# AIM OF THE EXERCISE
Copy out the blog post about summer afternoon tiredness word for word, from start to finish.

Not bad for a fat girl


Sucking the Energy Right Out of Me


No, I don’t read Asian newspapers or drink tea in a tumbler, but this is too cute.

What is it?

The Heat?

The kids?

Getting up to an alarm clock even though my body desperately wants to sleep in?

Knowing that soon I’ll be on vacation for real?

I’m not sure exactly what it is, most likely a combination of all of the above, but for some reason when I get home in the afternoon, after teaching my young writers (for just three hours) I’m totally drained. I try to do something productive, like write, or do laundry, or even just read a book, but before long I’m nodding off. UGH.

I get to bed at a reasonable hour, so why I am so tired mid-day? And why is it only when I’m home alone and have the opportunity to actually accomplish so much?

Am I running from my responsibilities? Am I hiding from something I don’t want to face? Am I afraid to be alone, so I escape into sleep? I’m pretty sure the answers to those questions are no, no, and no. I’m just freaking tired.

My first guess is that it really is the heat. Carrying around all this extra weight in extreme temperatures is hard on a body. I do my best to stay hydrated and keep cool, but I think my body is fighting back, and what better way to conserve energy than to sleep?

On Friday my summer work comes to a close, and I have a few weeks of pure relaxation. I’m heading east, away from the hellfire of my chosen Southwest home, and I couldn’t be happier. In the meantime, I’m going to keep waiting until after dark to jump in the pool, and keep myself as cool as possible. After all, I chose this, and no matter what, it still beats snow any day of the year.

# GIVEN DATA
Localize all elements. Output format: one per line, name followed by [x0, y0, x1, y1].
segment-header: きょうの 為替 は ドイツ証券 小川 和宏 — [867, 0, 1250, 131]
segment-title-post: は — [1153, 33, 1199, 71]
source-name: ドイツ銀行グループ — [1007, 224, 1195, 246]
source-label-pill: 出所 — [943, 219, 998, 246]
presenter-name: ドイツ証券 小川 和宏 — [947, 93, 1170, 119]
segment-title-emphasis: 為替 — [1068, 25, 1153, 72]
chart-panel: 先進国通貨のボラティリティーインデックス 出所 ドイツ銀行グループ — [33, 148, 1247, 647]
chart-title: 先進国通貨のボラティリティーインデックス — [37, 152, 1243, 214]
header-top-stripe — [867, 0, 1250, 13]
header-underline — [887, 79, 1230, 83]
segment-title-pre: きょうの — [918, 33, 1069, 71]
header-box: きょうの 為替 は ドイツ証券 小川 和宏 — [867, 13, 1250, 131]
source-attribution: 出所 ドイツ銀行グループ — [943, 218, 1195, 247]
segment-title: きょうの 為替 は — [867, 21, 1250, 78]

# ANSWER FOR THIS EXERCISE
Not bad for a fat girl


Sucking the Energy Right Out of Me


No, I don’t read Asian newspapers or drink tea in a tumbler, but this is too cute.

What is it?

The Heat?

The kids?

Getting up to an alarm clock even though my body desperately wants to sleep in?

Knowing that soon I’ll be on vacation for real?

I’m not sure exactly what it is, most likely a combination of all of the above, but for some reason when I get home in the afternoon, after teaching my young writers (for just three hours) I’m totally drained. I try to do something productive, like write, or do laundry, or even just read a book, but before long I’m nodding off. UGH.

I get to bed at a reasonable hour, so why I am so tired mid-day? And why is it only when I’m home alone and have the opportunity to actually accomplish so much?

Am I running from my responsibilities? Am I hiding from something I don’t want to face? Am I afraid to be alone, so I escape into sleep? I’m pretty sure the answers to those questions are no, no, and no. I’m just freaking tired.

My first guess is that it really is the heat. Carrying around all this extra weight in extreme temperatures is hard on a body. I do my best to stay hydrated and keep cool, but I think my body is fighting back, and what better way to conserve energy than to sleep?

On Friday my summer work comes to a close, and I have a few weeks of pure relaxation. I’m heading east, away from the hellfire of my chosen Southwest home, and I couldn’t be happier. In the meantime, I’m going to keep waiting until after dark to jump in the pool, and keep myself as cool as possible. After all, I chose this, and no matter what, it still beats snow any day of the year.